WRITTEN INSTRUCTION =>
Rewrite the lines below as a numbered list, skipping any blank lines and leaving out the pictures.

MATERIAL FOR THE TASK =>
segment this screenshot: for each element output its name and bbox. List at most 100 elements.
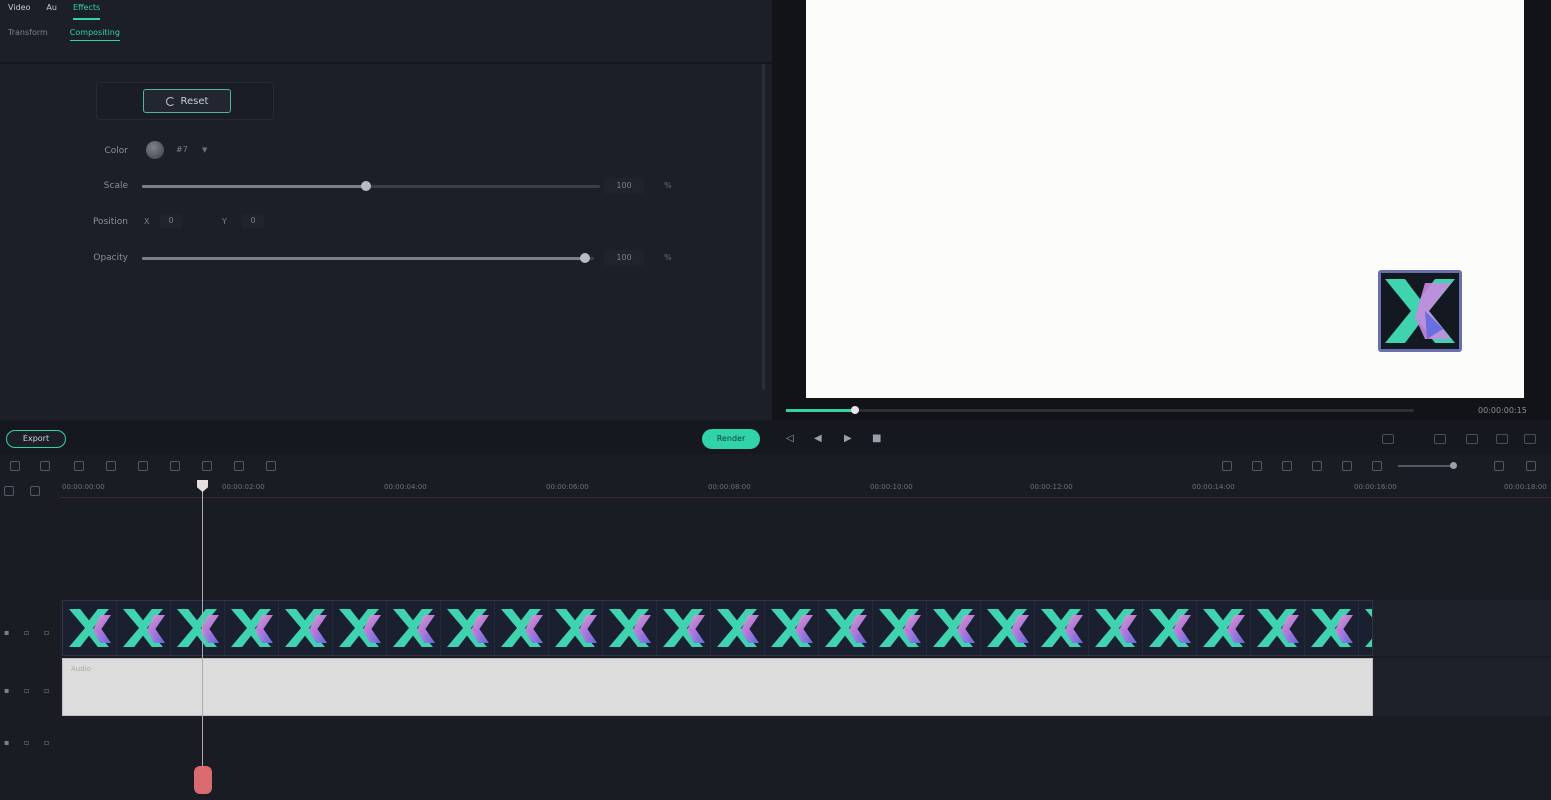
color-match-icon[interactable]	[202, 461, 212, 471]
preview-canvas[interactable]	[806, 0, 1524, 398]
position-label: Position	[92, 217, 128, 227]
mic-icon[interactable]	[1252, 461, 1262, 471]
subtab-compositing[interactable]: Compositing	[69, 28, 120, 41]
clip-frame-thumbnail	[1359, 601, 1372, 655]
video-track-header: ▪ ▫ ▫	[0, 624, 60, 644]
scale-input[interactable]: 100	[604, 178, 644, 194]
scale-label: Scale	[103, 181, 128, 191]
audio-track-header: ▪ ▫ ▫	[0, 682, 60, 702]
timeline-zoom-knob[interactable]	[1450, 462, 1457, 469]
reset-button[interactable]: Reset	[143, 89, 231, 113]
position-x-input[interactable]: 0	[160, 214, 182, 228]
more-tools-icon[interactable]	[266, 461, 276, 471]
tab-audio[interactable]: Au	[46, 0, 57, 20]
cut-icon[interactable]	[106, 461, 116, 471]
speed-icon[interactable]	[170, 461, 180, 471]
timeline-zoom-slider[interactable]	[1398, 465, 1456, 467]
link-icon[interactable]	[30, 486, 40, 496]
preview-area: 00:00:00:15	[772, 0, 1551, 420]
property-subtabs: Transform Compositing	[8, 28, 120, 41]
chevron-down-icon[interactable]: ▼	[202, 146, 207, 154]
subtab-transform[interactable]: Transform	[8, 28, 48, 41]
eye-icon[interactable]: ▫	[44, 686, 49, 695]
timeline-panel: 00:00:00:00 00:00:02:00 00:00:04:00 00:0…	[0, 454, 1551, 800]
clip-frame-thumbnail	[1197, 601, 1251, 655]
panel-divider	[0, 62, 772, 64]
fullscreen-icon[interactable]	[1496, 434, 1508, 444]
keyframe-icon[interactable]	[234, 461, 244, 471]
zoom-in-icon[interactable]	[1494, 461, 1504, 471]
lock-icon[interactable]: ▫	[24, 628, 29, 637]
prev-frame-icon[interactable]: ◁	[786, 433, 794, 445]
clip-frame-thumbnail	[981, 601, 1035, 655]
zoom-out-icon[interactable]	[1372, 461, 1382, 471]
export-button[interactable]: Export	[6, 430, 66, 448]
render-preview-icon[interactable]	[1222, 461, 1232, 471]
properties-panel: Video Au Effects Transform Compositing R…	[0, 0, 772, 420]
opacity-label: Opacity	[93, 253, 128, 263]
watermark-logo[interactable]	[1378, 270, 1462, 352]
snap-icon[interactable]	[1342, 461, 1352, 471]
tab-effects[interactable]: Effects	[72, 0, 101, 20]
video-clip[interactable]	[62, 600, 1373, 656]
clip-frame-thumbnail	[279, 601, 333, 655]
logo-x-icon	[1385, 279, 1455, 343]
eye-icon[interactable]: ▫	[44, 628, 49, 637]
control-bar: Export Render ◁ ◀ ▶ ■	[0, 424, 1551, 454]
opacity-input[interactable]: 100	[604, 250, 644, 266]
tab-video[interactable]: Video	[8, 0, 30, 20]
step-back-icon[interactable]: ◀	[814, 433, 822, 445]
position-y-input[interactable]: 0	[242, 214, 264, 228]
preview-timecode: 00:00:00:15	[1478, 406, 1527, 415]
reset-icon	[165, 96, 175, 106]
audio-clip[interactable]: Audio	[62, 658, 1373, 716]
snapshot-icon[interactable]	[1434, 434, 1446, 444]
playhead-marker[interactable]	[194, 766, 212, 794]
reset-container: Reset	[96, 82, 274, 120]
clip-frame-thumbnail	[117, 601, 171, 655]
video-editor-window: Video Au Effects Transform Compositing R…	[0, 0, 1551, 800]
play-icon[interactable]: ▶	[844, 433, 852, 445]
render-button[interactable]: Render	[702, 429, 760, 449]
panel-scrollbar[interactable]	[762, 64, 765, 390]
stop-icon[interactable]: ■	[872, 433, 881, 445]
ai-tools-icon[interactable]	[1312, 461, 1322, 471]
clip-frame-thumbnail	[1035, 601, 1089, 655]
color-label: Color	[104, 146, 129, 156]
lock-icon[interactable]: ▫	[24, 686, 29, 695]
crop-icon[interactable]	[138, 461, 148, 471]
color-swatch[interactable]	[146, 141, 164, 159]
settings-icon[interactable]	[1524, 434, 1536, 444]
timeline-toolbar	[0, 454, 1551, 478]
clip-frame-thumbnail	[549, 601, 603, 655]
delete-icon[interactable]	[74, 461, 84, 471]
ruler-label: 00:00:06:00	[546, 483, 589, 491]
undo-icon[interactable]	[10, 461, 20, 471]
timeline-settings-icon[interactable]	[1526, 461, 1536, 471]
preview-progress-bar[interactable]	[786, 406, 1414, 414]
marker-icon[interactable]	[1382, 434, 1394, 444]
position-x-label: X	[144, 217, 150, 226]
clip-frame-thumbnail	[765, 601, 819, 655]
track-type-icon: ▪	[4, 686, 10, 695]
ruler-label: 00:00:10:00	[870, 483, 913, 491]
playhead-line	[202, 484, 203, 784]
clip-frame-thumbnail	[63, 601, 117, 655]
clip-frame-thumbnail	[819, 601, 873, 655]
redo-icon[interactable]	[40, 461, 50, 471]
position-y-label: Y	[222, 217, 227, 226]
lock-icon[interactable]: ▫	[24, 738, 29, 747]
speaker-icon[interactable]: ▫	[44, 738, 49, 747]
timeline-ruler[interactable]: 00:00:00:00 00:00:02:00 00:00:04:00 00:0…	[60, 480, 1551, 498]
scale-slider-knob[interactable]	[361, 181, 372, 191]
opacity-slider-knob[interactable]	[579, 253, 590, 263]
add-track-icon[interactable]	[4, 486, 14, 496]
audio-meter-icon[interactable]	[1466, 434, 1478, 444]
clip-frame-thumbnail	[225, 601, 279, 655]
voiceover-icon[interactable]	[1282, 461, 1292, 471]
clip-frame-thumbnail	[1089, 601, 1143, 655]
preview-progress-knob[interactable]	[851, 406, 860, 414]
ruler-label: 00:00:14:00	[1192, 483, 1235, 491]
opacity-slider[interactable]	[142, 253, 594, 263]
scale-slider[interactable]	[142, 181, 600, 191]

THE REPLY =>
1. segment this screenshot: for each element output its name and bbox. List at most 100 elements.
2. color-match-icon[interactable]	[202, 461, 212, 471]
3. preview-canvas[interactable]	[806, 0, 1524, 398]
4. position-label: Position	[92, 217, 128, 227]
5. mic-icon[interactable]	[1252, 461, 1262, 471]
6. subtab-compositing[interactable]: Compositing	[69, 28, 120, 41]
7. clip-frame-thumbnail	[1359, 601, 1372, 655]
8. video-track-header: ▪ ▫ ▫	[0, 624, 60, 644]
9. scale-input[interactable]: 100	[604, 178, 644, 194]
10. scale-label: Scale	[103, 181, 128, 191]
11. audio-track-header: ▪ ▫ ▫	[0, 682, 60, 702]
12. timeline-zoom-knob[interactable]	[1450, 462, 1457, 469]
13. reset-button[interactable]: Reset	[143, 89, 231, 113]
14. position-x-input[interactable]: 0	[160, 214, 182, 228]
15. more-tools-icon[interactable]	[266, 461, 276, 471]
16. tab-audio[interactable]: Au	[46, 0, 57, 20]
17. cut-icon[interactable]	[106, 461, 116, 471]
18. speed-icon[interactable]	[170, 461, 180, 471]
19. timeline-zoom-slider[interactable]	[1398, 465, 1456, 467]
20. link-icon[interactable]	[30, 486, 40, 496]
21. preview-area: 00:00:00:15	[772, 0, 1551, 420]
22. property-subtabs: Transform Compositing	[8, 28, 120, 41]
23. chevron-down-icon[interactable]: ▼	[202, 146, 207, 154]
24. subtab-transform[interactable]: Transform	[8, 28, 48, 41]
25. eye-icon[interactable]: ▫	[44, 686, 49, 695]
26. timeline-panel: 00:00:00:00 00:00:02:00 00:00:04:00 00:0…	[0, 454, 1551, 800]
27. clip-frame-thumbnail	[1197, 601, 1251, 655]
28. panel-divider	[0, 62, 772, 64]
29. fullscreen-icon[interactable]	[1496, 434, 1508, 444]
30. keyframe-icon[interactable]	[234, 461, 244, 471]
31. zoom-in-icon[interactable]	[1494, 461, 1504, 471]
32. lock-icon[interactable]: ▫	[24, 628, 29, 637]
33. prev-frame-icon[interactable]: ◁	[786, 433, 794, 445]
34. clip-frame-thumbnail	[981, 601, 1035, 655]
35. zoom-out-icon[interactable]	[1372, 461, 1382, 471]
36. export-button[interactable]: Export	[6, 430, 66, 448]
37. render-preview-icon[interactable]	[1222, 461, 1232, 471]
38. properties-panel: Video Au Effects Transform Compositing R…	[0, 0, 772, 420]
39. opacity-label: Opacity	[93, 253, 128, 263]
40. watermark-logo[interactable]	[1378, 270, 1462, 352]
41. snap-icon[interactable]	[1342, 461, 1352, 471]
42. tab-effects[interactable]: Effects	[72, 0, 101, 20]
43. video-clip[interactable]	[62, 600, 1373, 656]
44. clip-frame-thumbnail	[279, 601, 333, 655]
45. logo-x-icon	[1385, 279, 1455, 343]
46. eye-icon[interactable]: ▫	[44, 628, 49, 637]
47. control-bar: Export Render ◁ ◀ ▶ ■	[0, 424, 1551, 454]
48. opacity-input[interactable]: 100	[604, 250, 644, 266]
49. tab-video[interactable]: Video	[8, 0, 30, 20]
50. step-back-icon[interactable]: ◀	[814, 433, 822, 445]
51. position-y-input[interactable]: 0	[242, 214, 264, 228]
52. preview-timecode: 00:00:00:15	[1478, 406, 1527, 415]
53. reset-icon	[165, 96, 175, 106]
54. audio-clip[interactable]: Audio	[62, 658, 1373, 716]
55. snapshot-icon[interactable]	[1434, 434, 1446, 444]
56. playhead-marker[interactable]	[194, 766, 212, 794]
57. reset-container: Reset	[96, 82, 274, 120]
58. clip-frame-thumbnail	[117, 601, 171, 655]
59. video-editor-window: Video Au Effects Transform Compositing R…	[0, 0, 1551, 800]
60. play-icon[interactable]: ▶	[844, 433, 852, 445]
61. render-button[interactable]: Render	[702, 429, 760, 449]
62. panel-scrollbar[interactable]	[762, 64, 765, 390]
63. stop-icon[interactable]: ■	[872, 433, 881, 445]
64. ai-tools-icon[interactable]	[1312, 461, 1322, 471]
65. clip-frame-thumbnail	[1035, 601, 1089, 655]
66. color-label: Color	[104, 146, 129, 156]
67. lock-icon[interactable]: ▫	[24, 686, 29, 695]
68. crop-icon[interactable]	[138, 461, 148, 471]
69. color-swatch[interactable]	[146, 141, 164, 159]
70. settings-icon[interactable]	[1524, 434, 1536, 444]
71. timeline-toolbar	[0, 454, 1551, 478]
72. clip-frame-thumbnail	[549, 601, 603, 655]
73. delete-icon[interactable]	[74, 461, 84, 471]
74. ruler-label: 00:00:06:00	[546, 483, 589, 491]
75. undo-icon[interactable]	[10, 461, 20, 471]
76. timeline-settings-icon[interactable]	[1526, 461, 1536, 471]
77. preview-progress-bar[interactable]	[786, 406, 1414, 414]
78. marker-icon[interactable]	[1382, 434, 1394, 444]
79. position-x-label: X	[144, 217, 150, 226]
80. clip-frame-thumbnail	[765, 601, 819, 655]
81. track-type-icon: ▪	[4, 686, 10, 695]
82. ruler-label: 00:00:10:00	[870, 483, 913, 491]
83. playhead-line	[202, 484, 203, 784]
84. clip-frame-thumbnail	[63, 601, 117, 655]
85. clip-frame-thumbnail	[819, 601, 873, 655]
86. redo-icon[interactable]	[40, 461, 50, 471]
87. position-y-label: Y	[222, 217, 227, 226]
88. lock-icon[interactable]: ▫	[24, 738, 29, 747]
89. speaker-icon[interactable]: ▫	[44, 738, 49, 747]
90. timeline-ruler[interactable]: 00:00:00:00 00:00:02:00 00:00:04:00 00:0…	[60, 480, 1551, 498]
91. scale-slider-knob[interactable]	[361, 181, 372, 191]
92. opacity-slider-knob[interactable]	[579, 253, 590, 263]
93. add-track-icon[interactable]	[4, 486, 14, 496]
94. audio-meter-icon[interactable]	[1466, 434, 1478, 444]
95. clip-frame-thumbnail	[225, 601, 279, 655]
96. voiceover-icon[interactable]	[1282, 461, 1292, 471]
97. clip-frame-thumbnail	[1089, 601, 1143, 655]
98. preview-progress-knob[interactable]	[851, 406, 860, 414]
99. ruler-label: 00:00:14:00	[1192, 483, 1235, 491]
100. opacity-slider[interactable]	[142, 253, 594, 263]
101. scale-slider[interactable]	[142, 181, 600, 191]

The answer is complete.